* What you are asked to do: Every line containing the word "expected" needs to be found and copied.

* Data in this exercise:
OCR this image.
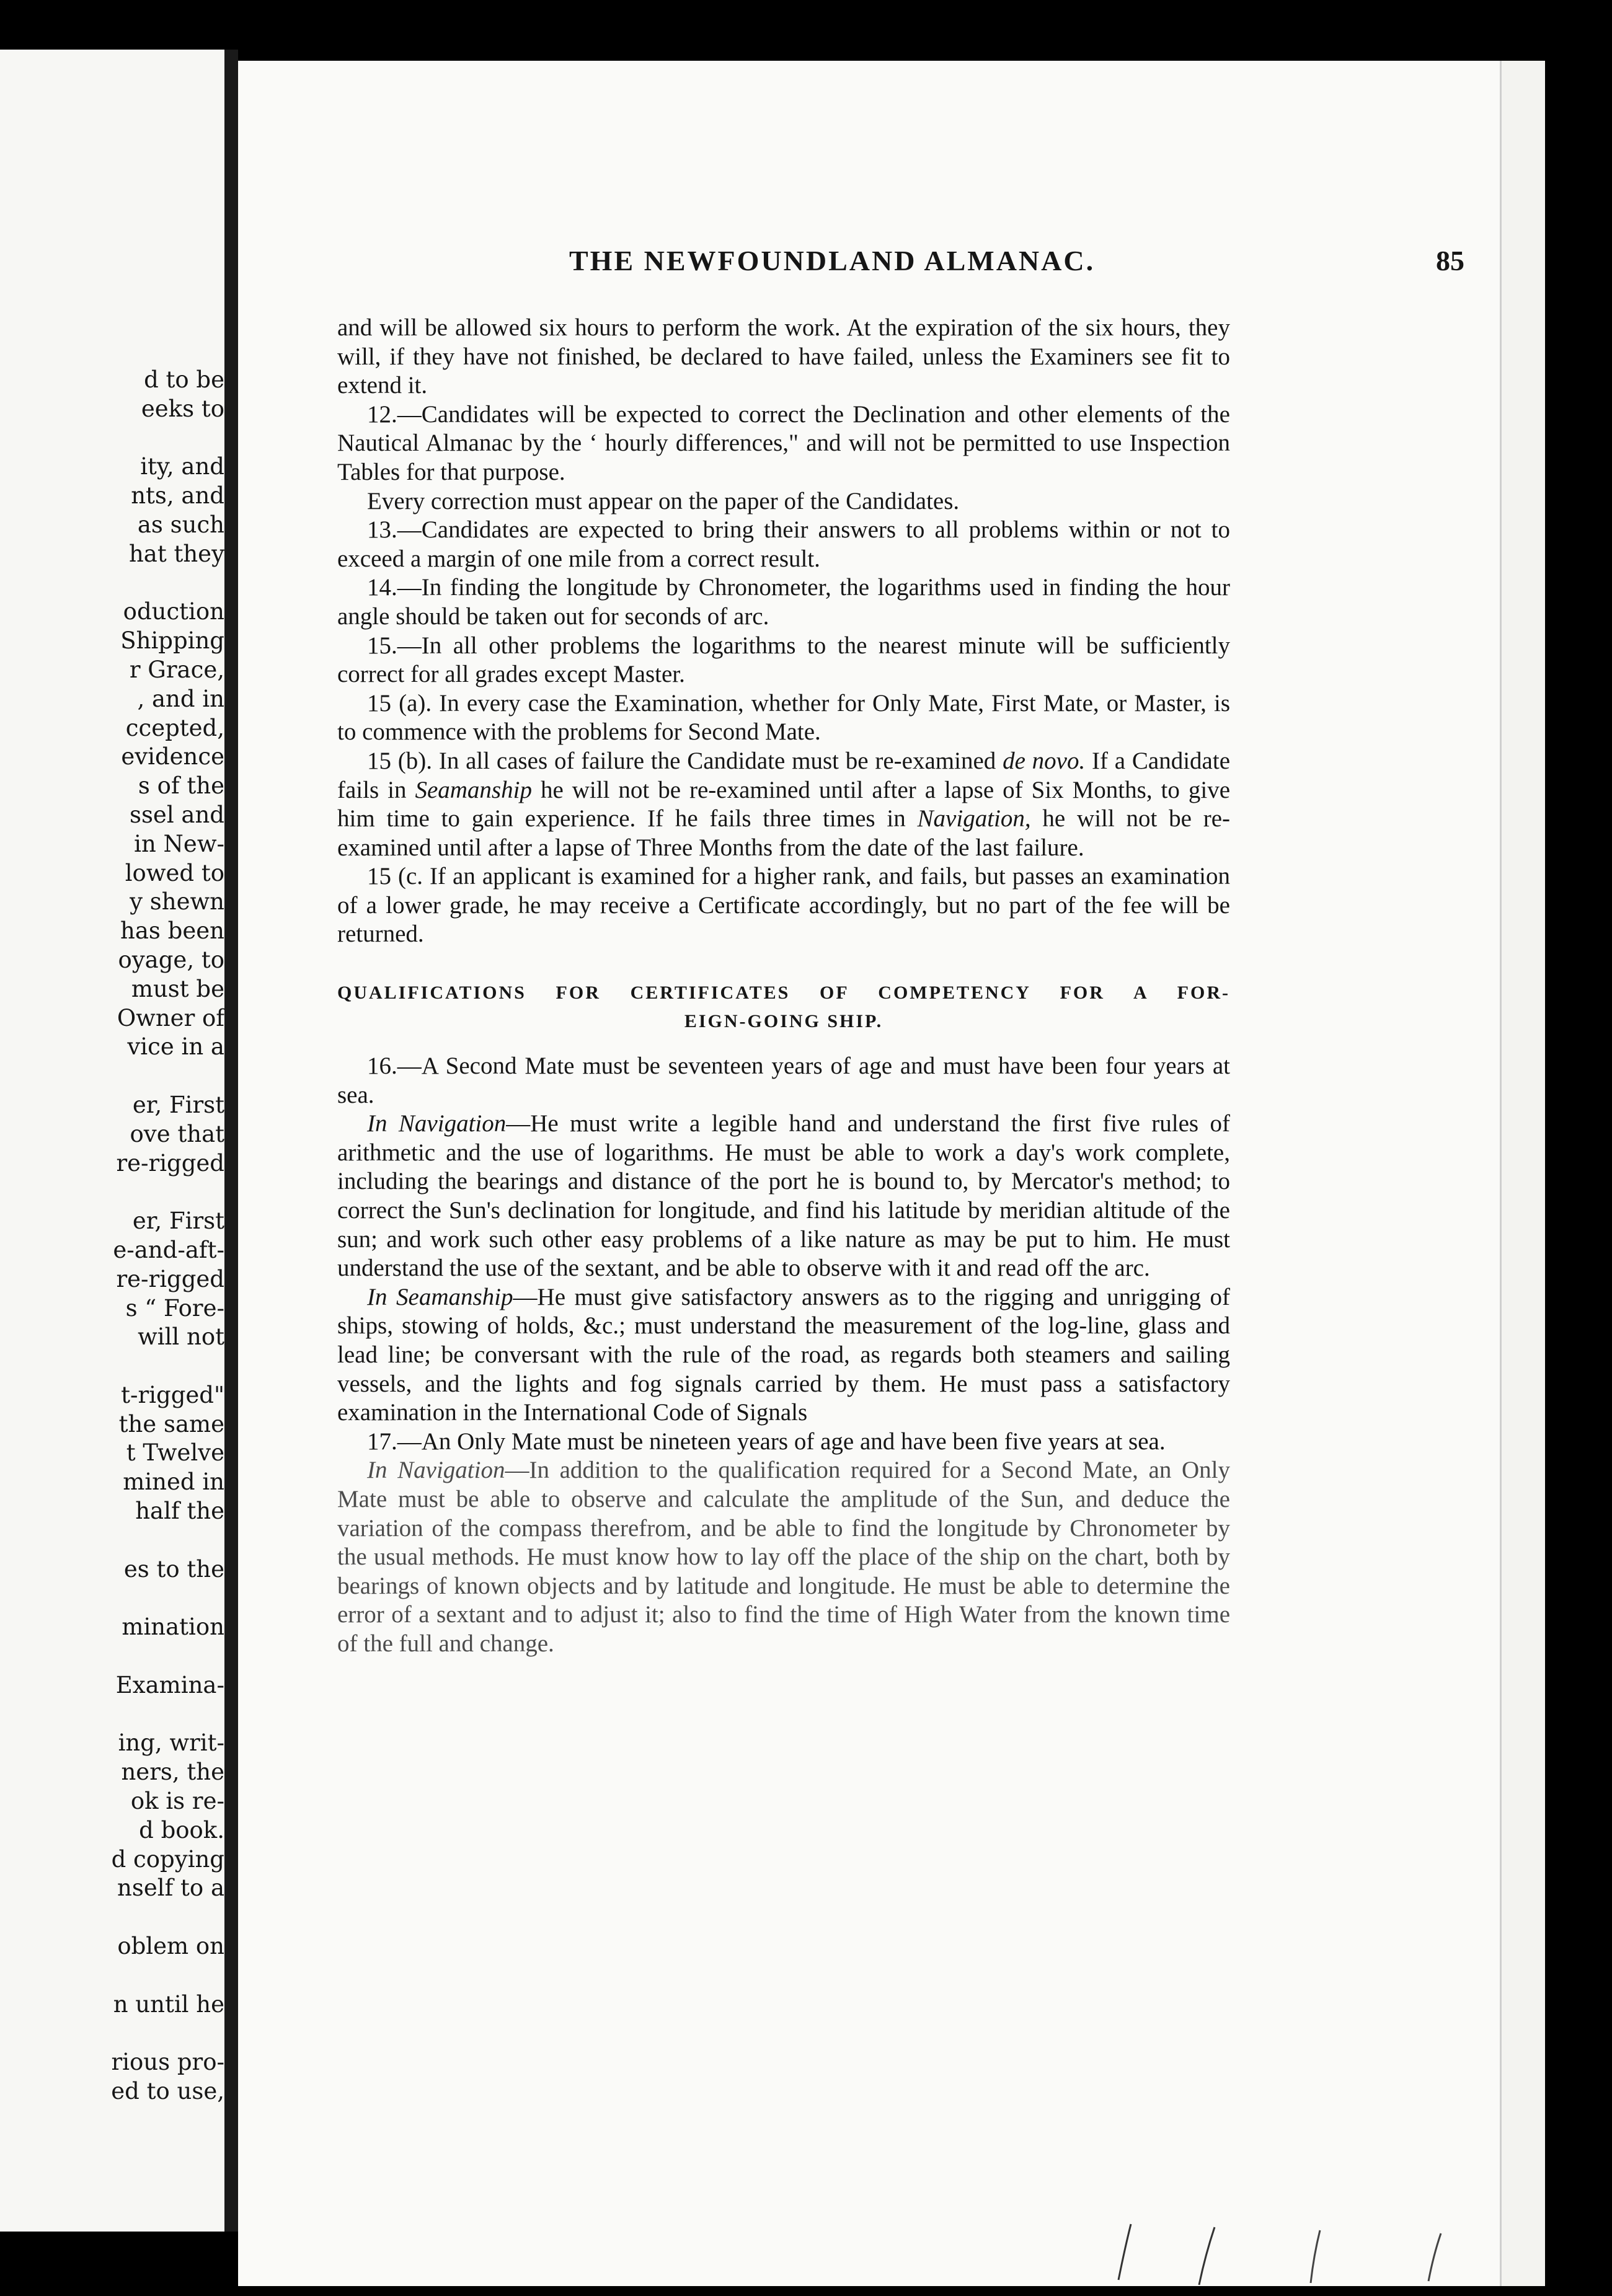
d to be
eeks to
ity, and
nts, and
as such
hat they
oduction
Shipping
r Grace,
, and in
ccepted,
evidence
s of the
ssel and
in New-
lowed to
y shewn
has been
oyage, to
must be
Owner of
vice in a
er, First
ove that
re-rigged
er, First
e-and-aft-
re-rigged
s “ Fore-
will not
t-rigged"
the same
t Twelve
mined in
half the
es to the
mination
Examina-
ing, writ-
ners, the
ok is re-
d book.
d copying
nself to a
oblem on
n until he
rious pro-
ed to use,
THE NEWFOUNDLAND ALMANAC.	85

and will be allowed six hours to perform the work. At the expiration of the six hours, they will, if they have not finished, be declared to have failed, unless the Examiners see fit to extend it.

12.—Candidates will be expected to correct the Declination and other elements of the Nautical Almanac by the ‘ hourly differences," and will not be permitted to use Inspection Tables for that purpose.

Every correction must appear on the paper of the Candidates.

13.—Candidates are expected to bring their answers to all problems within or not to exceed a margin of one mile from a correct result.

14.—In finding the longitude by Chronometer, the logarithms used in finding the hour angle should be taken out for seconds of arc.

15.—In all other problems the logarithms to the nearest minute will be sufficiently correct for all grades except Master.

15 (a). In every case the Examination, whether for Only Mate, First Mate, or Master, is to commence with the problems for Second Mate.

15 (b). In all cases of failure the Candidate must be re-examined de novo. If a Candidate fails in Seamanship he will not be re-examined until after a lapse of Six Months, to give him time to gain experience. If he fails three times in Navigation, he will not be re-examined until after a lapse of Three Months from the date of the last failure.

15 (c. If an applicant is examined for a higher rank, and fails, but passes an examination of a lower grade, he may receive a Certificate accordingly, but no part of the fee will be returned.

QUALIFICATIONS FOR CERTIFICATES OF COMPETENCY FOR A FOR-
EIGN-GOING SHIP.

16.—A Second Mate must be seventeen years of age and must have been four years at sea.

In Navigation—He must write a legible hand and understand the first five rules of arithmetic and the use of logarithms. He must be able to work a day's work complete, including the bearings and distance of the port he is bound to, by Mercator's method; to correct the Sun's declination for longitude, and find his latitude by meridian altitude of the sun; and work such other easy problems of a like nature as may be put to him. He must understand the use of the sextant, and be able to observe with it and read off the arc.

In Seamanship—He must give satisfactory answers as to the rigging and unrigging of ships, stowing of holds, &c.; must understand the measurement of the log-line, glass and lead line; be conversant with the rule of the road, as regards both steamers and sailing vessels, and the lights and fog signals carried by them. He must pass a satisfactory examination in the International Code of Signals

17.—An Only Mate must be nineteen years of age and have been five years at sea.

In Navigation—In addition to the qualification required for a Second Mate, an Only Mate must be able to observe and calculate the amplitude of the Sun, and deduce the variation of the compass therefrom, and be able to find the longitude by Chronometer by the usual methods. He must know how to lay off the place of the ship on the chart, both by bearings of known objects and by latitude and longitude. He must be able to determine the error of a sextant and to adjust it; also to find the time of High Water from the known time of the full and change.
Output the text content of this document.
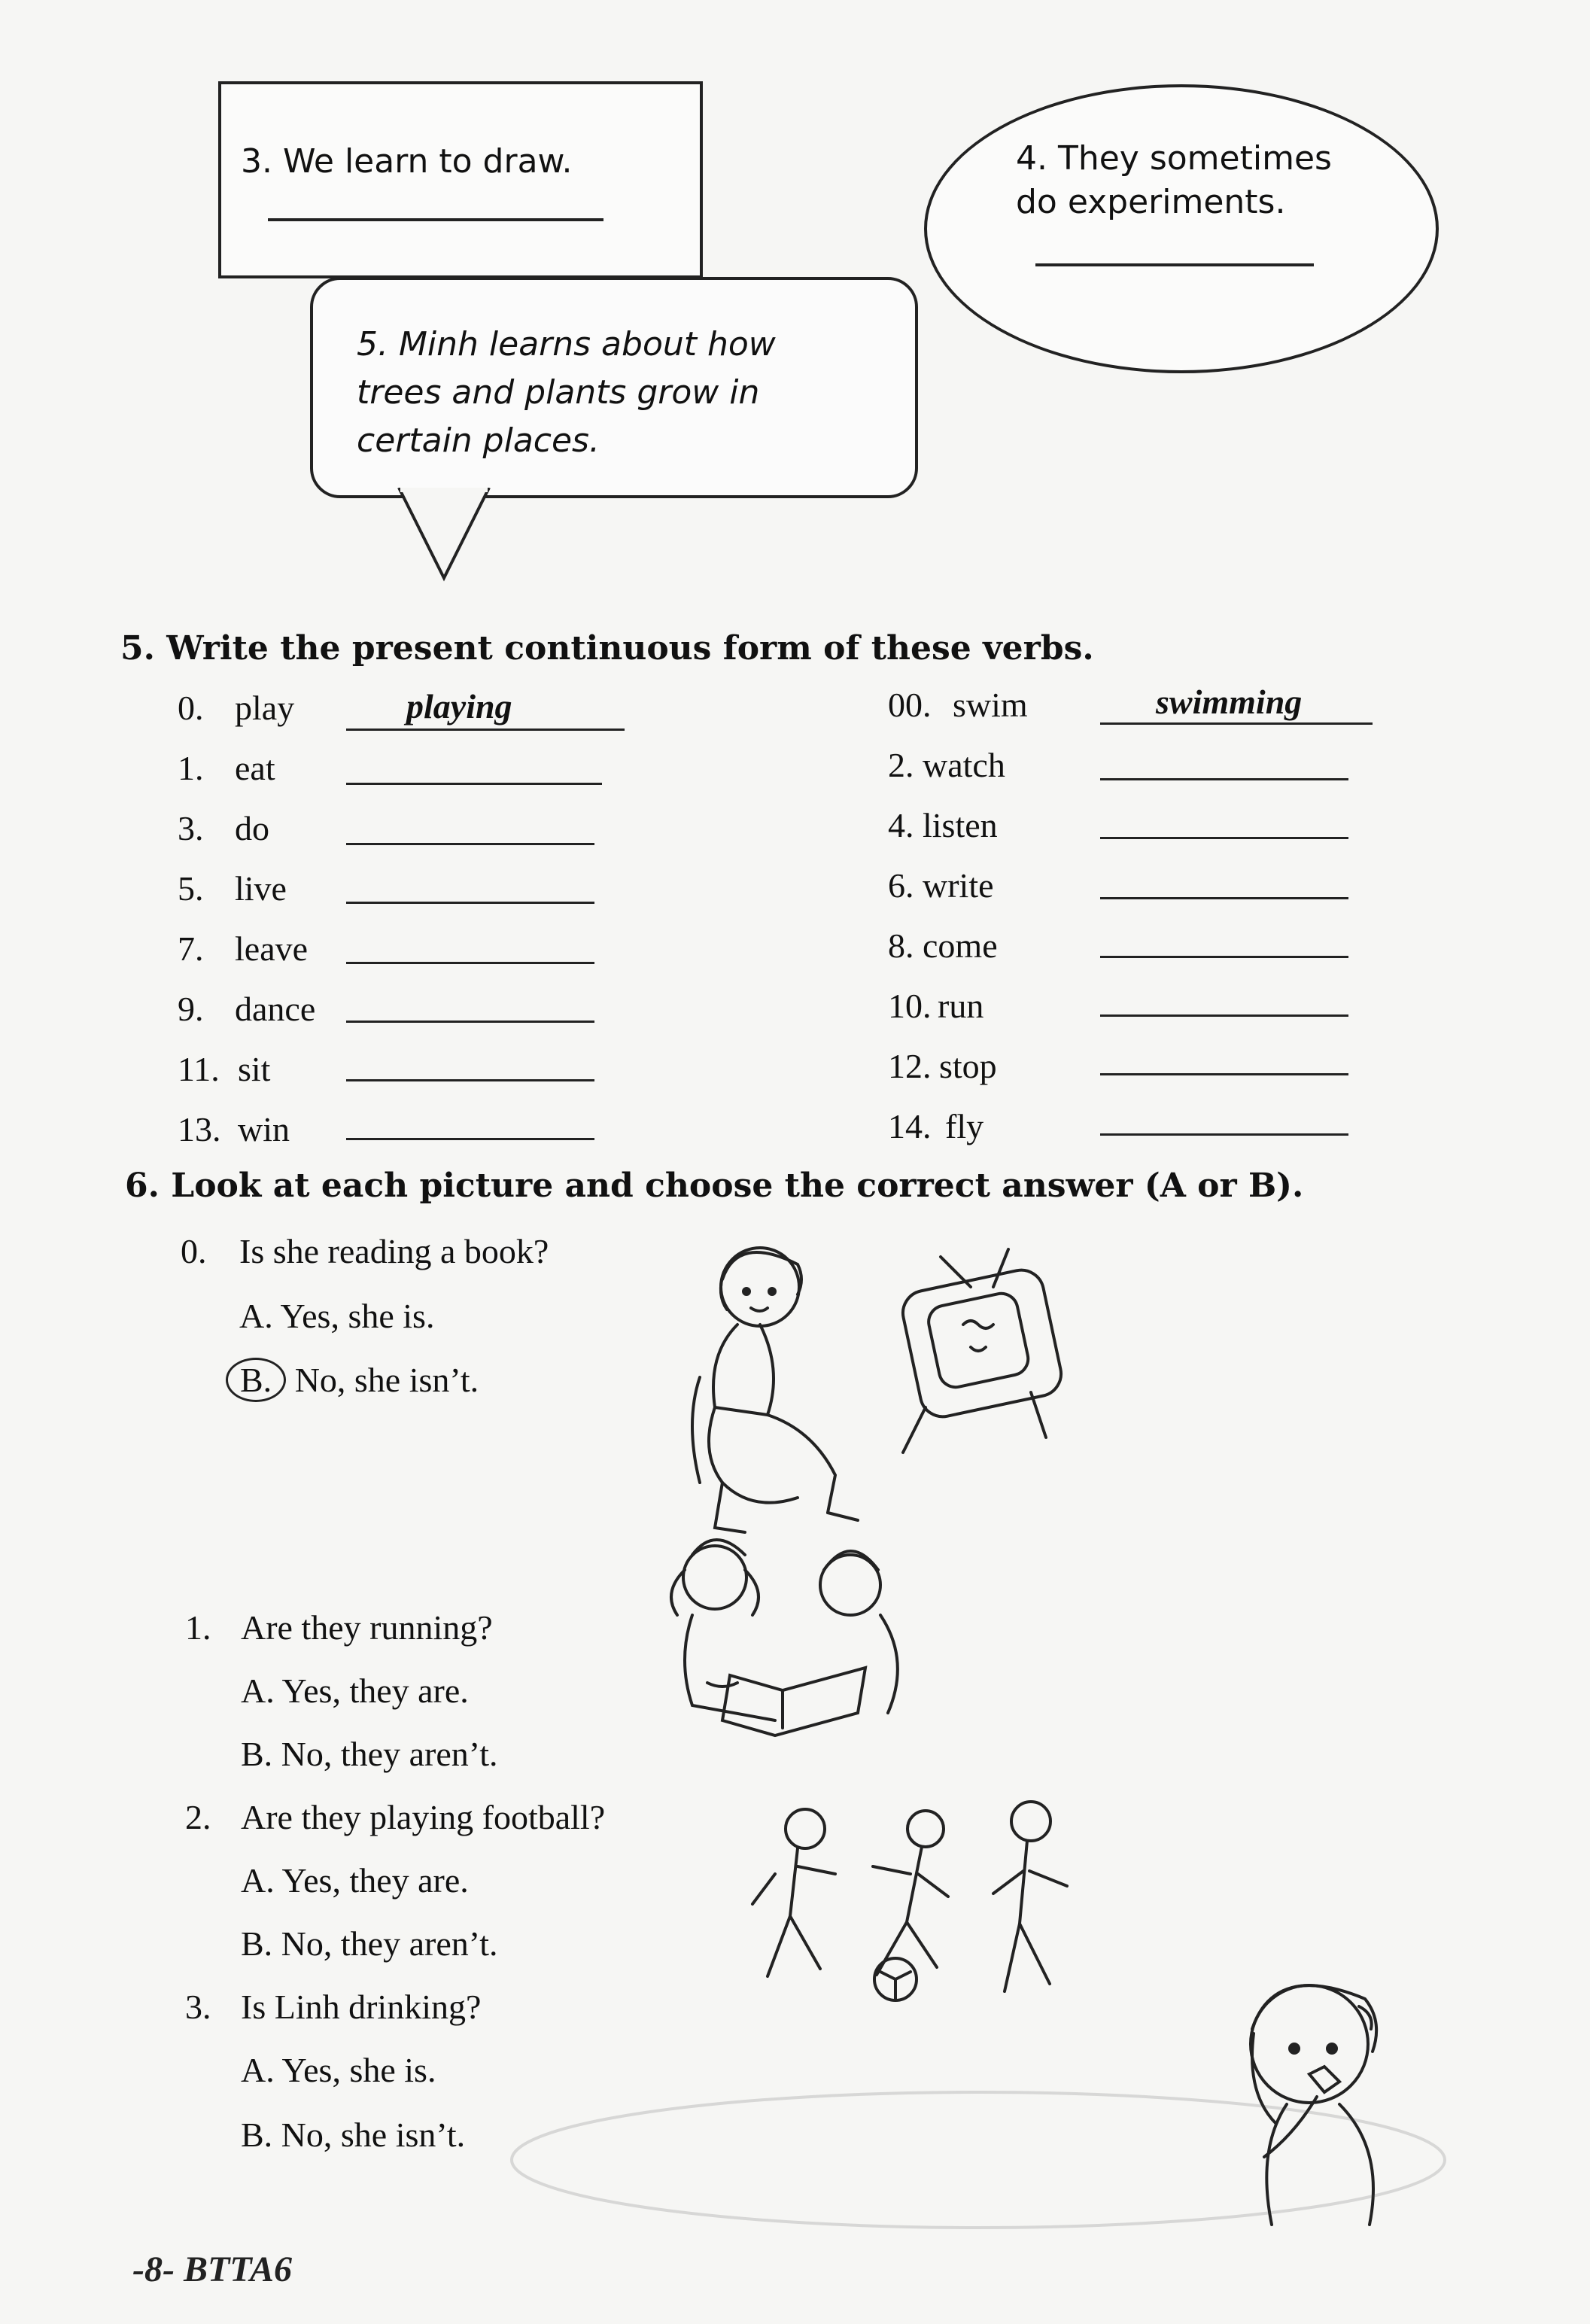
3. We learn to draw.	4. They sometimes do experiments.
5. Minh learns about how trees and plants grow in certain places.
5. Write the present continuous form of these verbs.
0. play	playing
1. eat
3. do
5. live
7. leave
9. dance
11. sit
13. win
00. swim	swimming
2. watch
4. listen
6. write
8. come
10. run
12. stop
14. fly
6. Look at each picture and choose the correct answer (A or B).
0. Is she reading a book?
A. Yes, she is.
B. No, she isn’t.
1. Are they running?
A. Yes, they are.
B. No, they aren’t.
2. Are they playing football?
A. Yes, they are.
B. No, they aren’t.
3. Is Linh drinking?
A. Yes, she is.
B. No, she isn’t.
-8- BTTA6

* Result:
12.—Candidates will be expected to correct the Declination and other elements of the Nautical Almanac by the ‘ hourly differences," and will not be permitted to use Inspection Tables for that purpose.
13.—Candidates are expected to bring their answers to all problems within or not to exceed a margin of one mile from a correct result.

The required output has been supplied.